Selected passage:
★ ★ ★ ★ ★
Closing Games
The most common competitive mistake isn't losing from behind — it's failing to close from ahead. Players build advantages, then squander them by mismanaging the final turns. This chapter is about finishing what you started.
The Endgame Shift
When you're at 1-2 prizes remaining, the game's dynamic changes:
You Win by Taking Prizes
Your only job is to take your remaining knockouts. Everything else — setting up, building future board — is irrelevant. You don't need a plan for turn 10 if you win on turn 7.
They Win by Preventing You
Your opponent's job shifts entirely to disruption. Expect:
- Hand disruption (reducing you to 1-2 cards)
- Gusting your setup Pokémon (denying your attacker access to their target)
- Walls (high-HP Pokémon or healing to deny knockouts)
- Their own aggressive prize push (racing you to the finish)
The N-to-1 Problem
The most dangerous moment in competitive play is when you're at 1 prize remaining. Your opponent will likely play a hand-disruption Supporter that reduces your hand to 1-2 cards.
This means:
- You might not draw what you need to take your last prize
- Any card in your hand that you don't play NOW could be your only card next turn
- Your opponent gets a final chance to disrupt before you close
Defending Against N-to-1
- Close immediately when possible. If you can take your last prize(s) right now, DO IT. Don't wait for a "better" knockout next turn.
- Play cards proactively. Before ending your turn at 1-2 prizes, use every resource you can. Empty your hand of useful plays so disruption hits less.
- Keep search options available. If you have an unused search Item in hand when you get disrupted, you still have outs on your final turn.
- Know your outs after disruption. If you get N'd to 1, what cards from your deck solve the problem? Count them before it happens.
Closing Sequencing
When you're at 1-2 prizes with the knockout available:
The Final Turn Checklist
- Can I win this turn? (Do I have the damage + the right target?)
- What could stop me? (Do they have gust to move my target? Healing? Switch?)
- Am I playing around their outs? (If they can survive one more turn, do I need to set up differently?)
- Is there a simpler path? (Sometimes the fancy play is worse than the obvious one)
Confirm Your Knockout Math
Before attacking for the win:
- Count their remaining HP vs your damage output
- Include modifiers (weakness, resistance, tools, Abilities that alter damage)
★ ★ ★ ★ ★
Data lines:
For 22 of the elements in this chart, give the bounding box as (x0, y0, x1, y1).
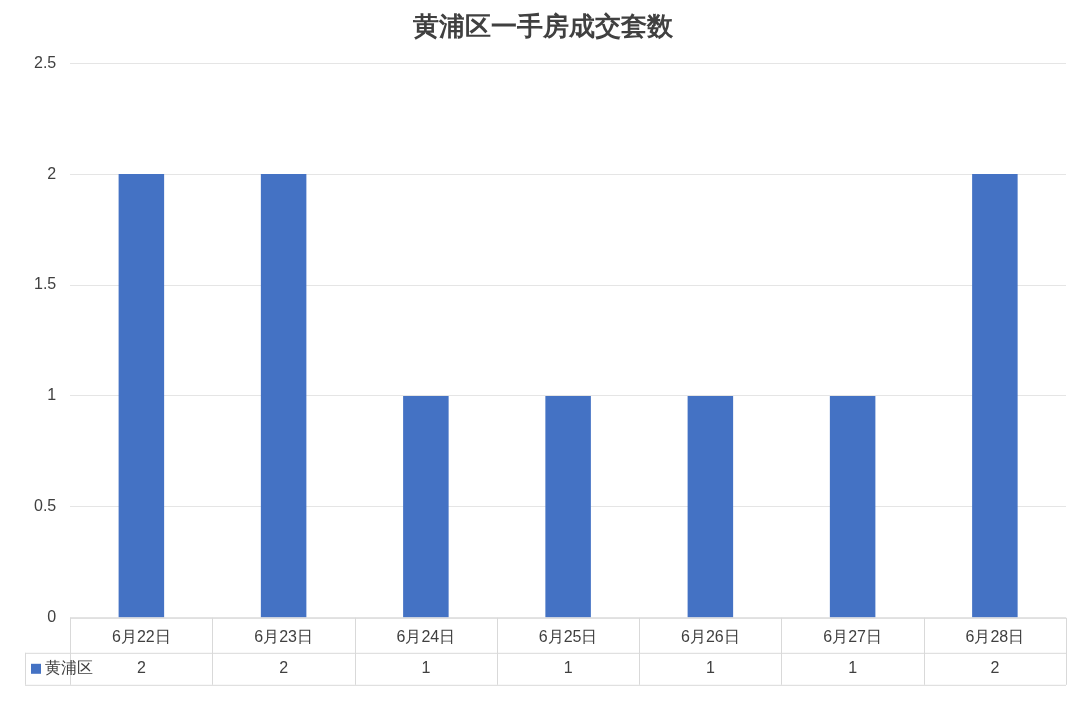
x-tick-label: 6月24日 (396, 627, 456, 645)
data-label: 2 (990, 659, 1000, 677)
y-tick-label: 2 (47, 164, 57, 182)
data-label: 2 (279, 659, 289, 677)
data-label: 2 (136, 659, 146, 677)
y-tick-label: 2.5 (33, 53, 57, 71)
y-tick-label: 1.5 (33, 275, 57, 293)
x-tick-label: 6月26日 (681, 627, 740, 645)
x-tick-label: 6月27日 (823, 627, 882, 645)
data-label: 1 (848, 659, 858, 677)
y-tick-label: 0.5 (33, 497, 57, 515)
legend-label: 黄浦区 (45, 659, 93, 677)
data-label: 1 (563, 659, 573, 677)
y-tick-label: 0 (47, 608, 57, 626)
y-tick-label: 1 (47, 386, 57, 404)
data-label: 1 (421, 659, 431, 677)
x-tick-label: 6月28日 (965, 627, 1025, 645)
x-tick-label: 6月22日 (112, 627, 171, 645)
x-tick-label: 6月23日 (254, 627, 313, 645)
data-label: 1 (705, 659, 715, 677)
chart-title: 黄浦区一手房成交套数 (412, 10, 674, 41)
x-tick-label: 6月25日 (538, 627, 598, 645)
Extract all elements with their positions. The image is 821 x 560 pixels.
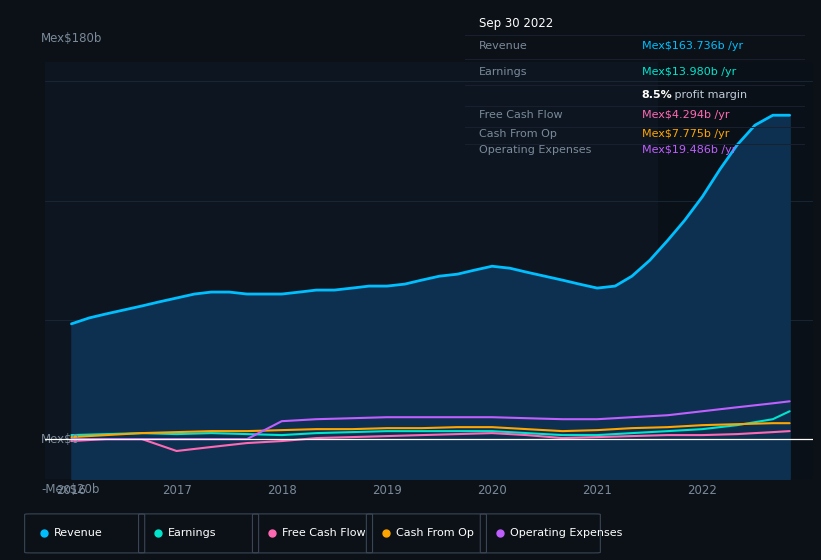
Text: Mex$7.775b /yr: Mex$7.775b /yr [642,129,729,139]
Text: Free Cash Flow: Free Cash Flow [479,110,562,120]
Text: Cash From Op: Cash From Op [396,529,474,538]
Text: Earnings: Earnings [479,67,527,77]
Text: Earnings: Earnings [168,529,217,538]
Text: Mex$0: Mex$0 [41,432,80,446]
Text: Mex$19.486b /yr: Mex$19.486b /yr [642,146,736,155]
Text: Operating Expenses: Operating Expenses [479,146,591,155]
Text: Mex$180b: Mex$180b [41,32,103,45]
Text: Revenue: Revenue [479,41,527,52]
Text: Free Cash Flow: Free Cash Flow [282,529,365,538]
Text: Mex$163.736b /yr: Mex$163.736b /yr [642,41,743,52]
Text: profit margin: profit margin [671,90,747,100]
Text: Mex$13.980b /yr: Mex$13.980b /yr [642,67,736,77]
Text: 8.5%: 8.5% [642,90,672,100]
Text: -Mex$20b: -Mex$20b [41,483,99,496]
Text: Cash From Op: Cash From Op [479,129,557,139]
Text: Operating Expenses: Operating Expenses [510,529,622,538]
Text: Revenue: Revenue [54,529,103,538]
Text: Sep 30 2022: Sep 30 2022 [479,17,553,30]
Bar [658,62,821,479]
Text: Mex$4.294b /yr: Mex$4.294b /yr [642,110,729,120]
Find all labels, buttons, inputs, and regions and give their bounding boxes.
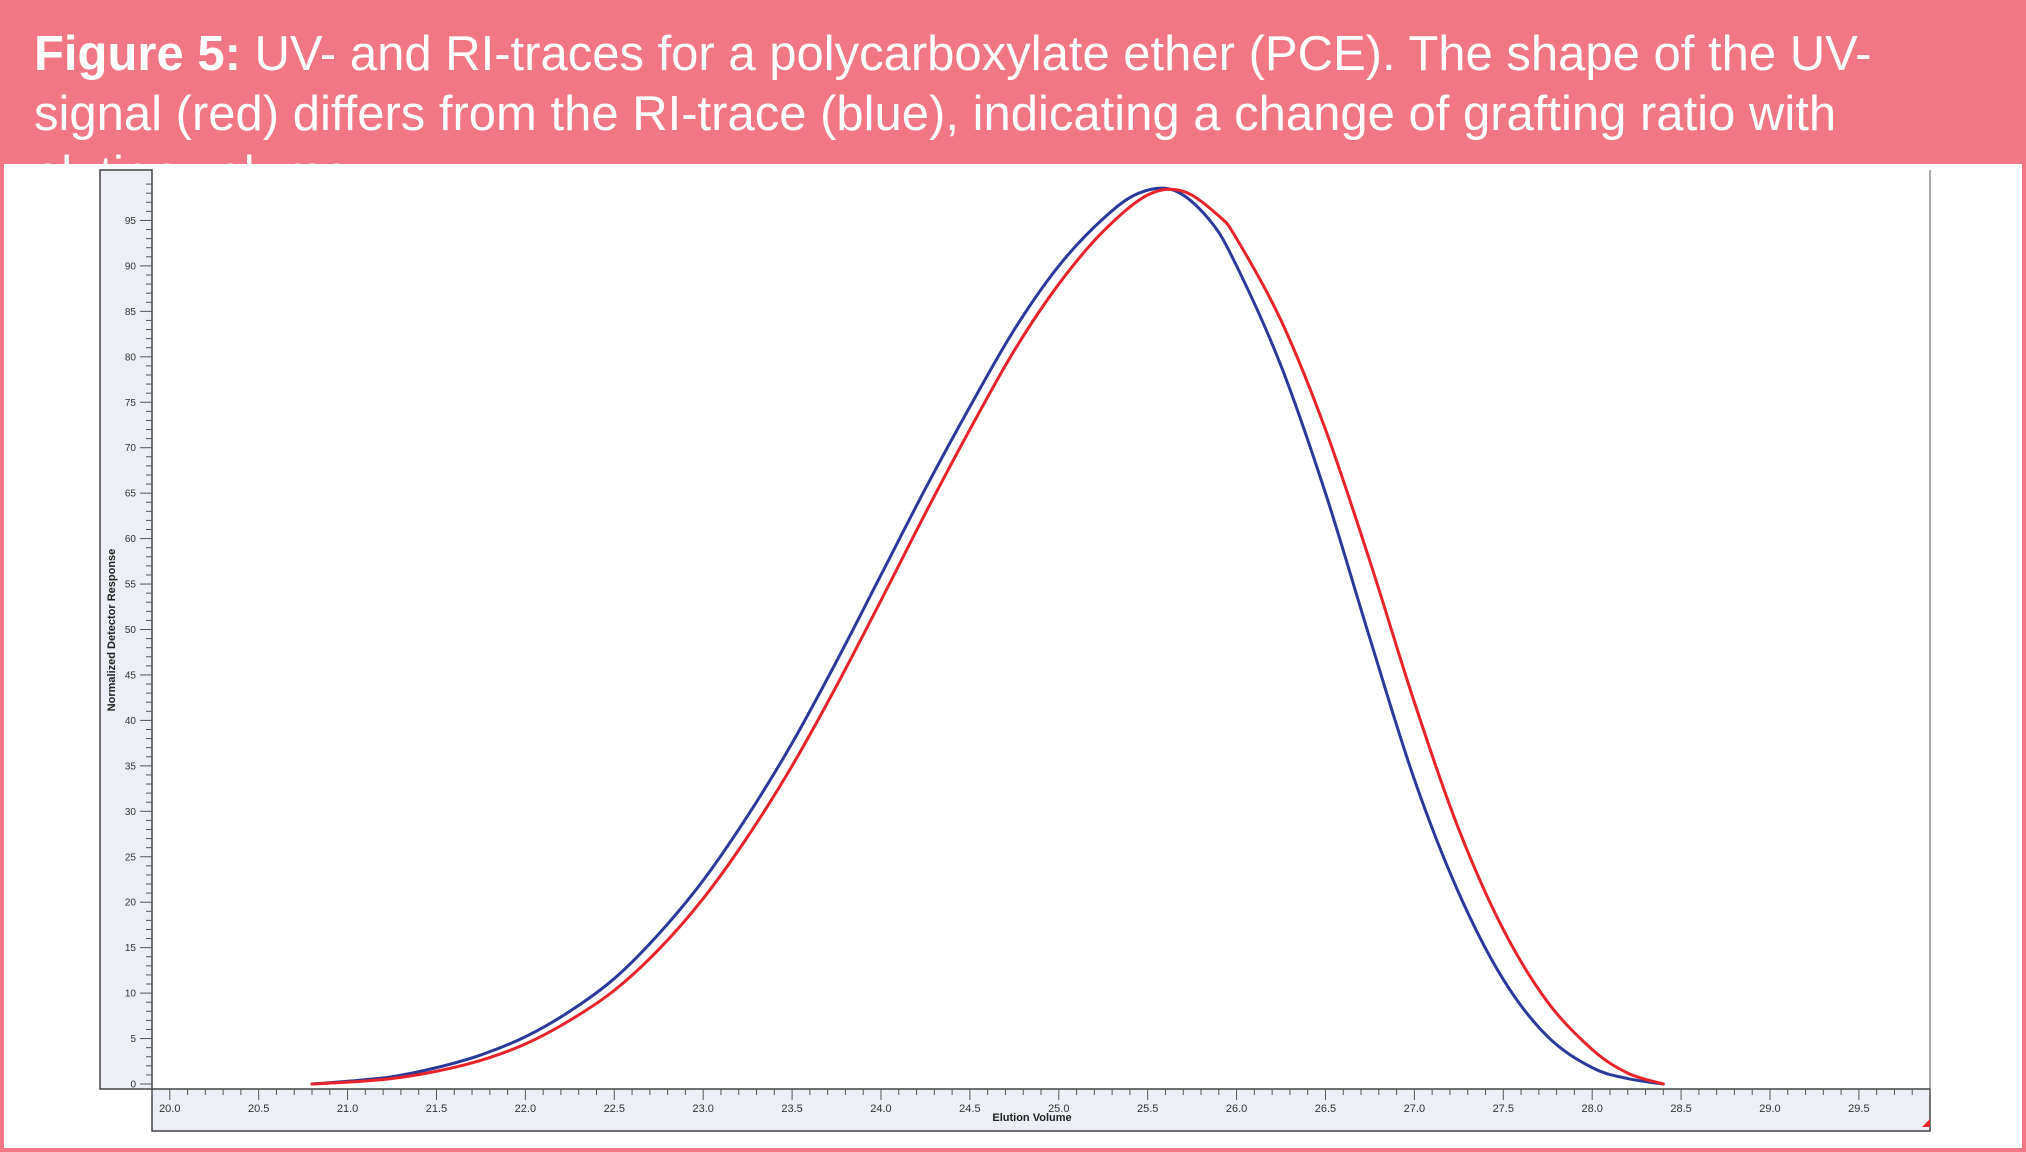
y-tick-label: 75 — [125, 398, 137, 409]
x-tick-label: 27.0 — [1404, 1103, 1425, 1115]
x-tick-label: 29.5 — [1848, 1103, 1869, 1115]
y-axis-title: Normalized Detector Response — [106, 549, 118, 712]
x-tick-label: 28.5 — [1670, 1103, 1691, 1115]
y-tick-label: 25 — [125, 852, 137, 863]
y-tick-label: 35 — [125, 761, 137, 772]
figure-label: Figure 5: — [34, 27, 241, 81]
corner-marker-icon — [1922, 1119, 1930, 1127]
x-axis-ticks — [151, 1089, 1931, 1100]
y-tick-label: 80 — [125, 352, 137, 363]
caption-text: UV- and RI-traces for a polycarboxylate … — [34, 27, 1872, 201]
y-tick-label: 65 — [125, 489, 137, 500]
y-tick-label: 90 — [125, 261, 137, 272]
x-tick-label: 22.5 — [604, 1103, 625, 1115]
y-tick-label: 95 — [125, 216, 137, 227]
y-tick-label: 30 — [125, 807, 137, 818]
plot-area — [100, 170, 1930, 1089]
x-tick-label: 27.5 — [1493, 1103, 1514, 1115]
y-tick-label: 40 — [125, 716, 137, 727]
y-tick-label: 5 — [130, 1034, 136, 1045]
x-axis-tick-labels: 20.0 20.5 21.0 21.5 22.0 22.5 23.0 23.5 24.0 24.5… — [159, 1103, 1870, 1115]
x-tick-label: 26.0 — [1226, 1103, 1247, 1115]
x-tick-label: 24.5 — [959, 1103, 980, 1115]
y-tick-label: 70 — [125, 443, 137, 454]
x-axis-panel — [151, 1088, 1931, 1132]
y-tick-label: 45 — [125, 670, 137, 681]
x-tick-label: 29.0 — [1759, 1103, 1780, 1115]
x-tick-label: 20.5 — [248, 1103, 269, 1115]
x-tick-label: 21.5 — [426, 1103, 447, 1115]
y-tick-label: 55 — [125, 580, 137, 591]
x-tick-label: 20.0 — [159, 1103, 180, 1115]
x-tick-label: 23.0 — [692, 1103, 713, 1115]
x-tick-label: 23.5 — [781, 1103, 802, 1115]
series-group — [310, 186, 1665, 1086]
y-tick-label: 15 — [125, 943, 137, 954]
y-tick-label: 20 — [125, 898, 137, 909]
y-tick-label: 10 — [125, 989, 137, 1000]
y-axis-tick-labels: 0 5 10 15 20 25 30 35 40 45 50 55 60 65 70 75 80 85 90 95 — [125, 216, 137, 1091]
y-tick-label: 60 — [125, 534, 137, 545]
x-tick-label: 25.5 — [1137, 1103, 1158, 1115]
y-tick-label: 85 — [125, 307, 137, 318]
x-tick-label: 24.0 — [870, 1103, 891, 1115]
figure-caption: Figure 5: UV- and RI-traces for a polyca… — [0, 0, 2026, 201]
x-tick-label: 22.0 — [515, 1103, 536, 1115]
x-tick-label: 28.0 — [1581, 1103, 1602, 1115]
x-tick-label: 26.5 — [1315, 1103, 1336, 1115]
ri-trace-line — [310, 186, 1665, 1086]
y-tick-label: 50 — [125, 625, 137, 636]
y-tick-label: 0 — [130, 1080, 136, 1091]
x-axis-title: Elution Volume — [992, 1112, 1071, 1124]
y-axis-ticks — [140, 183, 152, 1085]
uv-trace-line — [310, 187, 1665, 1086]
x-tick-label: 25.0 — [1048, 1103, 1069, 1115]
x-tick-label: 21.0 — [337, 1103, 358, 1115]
★ ★ ★ ★ ★
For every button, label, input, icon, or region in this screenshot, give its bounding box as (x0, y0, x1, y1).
★ ★ ★ ★ ★
The tasks:
• A. Rewrite the passage of the closing-games text starting at "- What could" and ending at "that alter damage)", replacing "remaining HP" with "HP left".
• B. According to the closing-games text, what does an opponent likely play when you're at 1 prize remaining?
• C. Pick up the closing-games text after its last line and keep writing.

Expected outputs:
• A.
- What could stop me? (Do they have gust to move my target? Healing? Switch?)
- Am I playing around their outs? (If they can survive one more turn, do I need to set up differently?)
- Is there a simpler path? (Sometimes the fancy play is worse than the obvious one)
Confirm Your Knockout Math
Before attacking for the win:
- Count their HP left vs your damage output
- Include modifiers (weakness, resistance, tools, Abilities that alter damage)

• B. A hand-disruption Supporter that reduces your hand to 1-2 cards.

• C.
- Account for effects that might reduce damage or prevent the KO
- If the math is tight, check twice
There is no worse feeling than attacking for the win and falling 10 damage short because you miscounted.
When You're Ahead but Can't Close
Sometimes you lead on prizes but can't immediately finish:
They Walled Up
They promoted a Pokémon you can't easily KO (too much HP, resistance, healing loop).
Response: Switch targets. Gust something else. Build toward enough damage. Don't keep bouncing off a wall — change your approach.
Your Attacker Went Down
Your powered-up attacker got knocked out and your backup isn't ready.
Response: You need one turn of setup. Make it count. Search for what you need. If you have a weaker attack available on a different Pokémon, sometimes a sub-optimal attack (that takes a prize) is better than a setup turn.
You're Out of Resources
You've used your Supporters, your energy is depleted, your search is gone.
Response: This is why resource management matters earlier. If you're here, you overspent. Make the most of what you have and hope your top-decks deliver.
Racing
When both players are at 1-2 prizes, it's a race. The player who takes their last prize first wins. In a race:
- Speed beats value. Taking 1 prize now is better than setting up a 2-prize KO next turn (because they might win before "next turn")
- Don't play for disruption. If you're in the race and can attack, attack. Disrupting delays both players — and you're trying to finish first.
- Identify who's faster. If they attack first next turn and can close, you MUST close this turn or lose. If you attack first, you have tempo advantage.
Time in Tournament Rounds
In timed rounds (50 minutes + 3 turns), time management becomes a win condition:
When You're Ahead on Prizes and Time Is Low
- You win if time runs out and you've taken more prizes (in many tournament structures)
- Play efficiently but don't rush — you're not obligated to give them extra game time
- Never deliberately stall, but play at your natural pace
When You're Behind on Prizes and Time Is Low
- You need to take prizes faster than they do
- Simplify your turns — don't hunt for the perfect play when a good-enough play moves the game forward
- Accept slightly less optimal plays for speed
When the Game Is Tied and Time Is Called
- The player with "turn 0" has a disadvantage (fewer turns remaining)
- Play to take at least one more prize than your opponent in the remaining turns
- If neither player can take the lead in 3 turns, it's likely a tie (understand your tournament's tie rules)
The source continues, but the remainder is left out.